Problem description:
Extract each line containing the string "auch".

Data listing:
'''

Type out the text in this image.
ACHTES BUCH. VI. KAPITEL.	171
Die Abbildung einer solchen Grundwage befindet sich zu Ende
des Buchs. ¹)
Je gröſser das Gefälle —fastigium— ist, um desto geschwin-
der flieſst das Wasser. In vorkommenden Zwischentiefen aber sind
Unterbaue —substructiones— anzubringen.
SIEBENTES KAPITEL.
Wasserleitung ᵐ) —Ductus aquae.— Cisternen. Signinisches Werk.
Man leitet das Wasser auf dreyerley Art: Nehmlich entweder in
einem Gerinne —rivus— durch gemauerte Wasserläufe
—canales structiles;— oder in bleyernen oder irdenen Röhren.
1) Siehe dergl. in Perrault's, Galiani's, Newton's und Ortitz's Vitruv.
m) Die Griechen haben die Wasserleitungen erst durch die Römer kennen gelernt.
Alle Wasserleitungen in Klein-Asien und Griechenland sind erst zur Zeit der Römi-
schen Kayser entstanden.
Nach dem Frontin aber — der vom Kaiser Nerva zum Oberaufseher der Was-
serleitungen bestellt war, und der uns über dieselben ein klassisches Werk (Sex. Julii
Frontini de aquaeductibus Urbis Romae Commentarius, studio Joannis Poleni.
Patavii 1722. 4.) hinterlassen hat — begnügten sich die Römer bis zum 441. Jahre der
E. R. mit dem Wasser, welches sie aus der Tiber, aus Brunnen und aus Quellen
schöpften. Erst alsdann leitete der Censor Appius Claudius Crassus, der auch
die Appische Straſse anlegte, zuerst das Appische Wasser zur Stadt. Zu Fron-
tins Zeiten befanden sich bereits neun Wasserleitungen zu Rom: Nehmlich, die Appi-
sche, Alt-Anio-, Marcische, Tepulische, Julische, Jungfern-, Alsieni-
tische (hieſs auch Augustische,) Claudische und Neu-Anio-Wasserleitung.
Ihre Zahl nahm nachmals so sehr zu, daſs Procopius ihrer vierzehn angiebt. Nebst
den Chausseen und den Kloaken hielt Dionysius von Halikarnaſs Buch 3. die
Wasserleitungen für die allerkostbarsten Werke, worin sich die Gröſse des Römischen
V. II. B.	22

'''

Solution for this problem:
schöpften. Erst alsdann leitete der Censor Appius Claudius Crassus, der auch
tische (hieſs auch Augustische,) Claudische und Neu-Anio-Wasserleitung.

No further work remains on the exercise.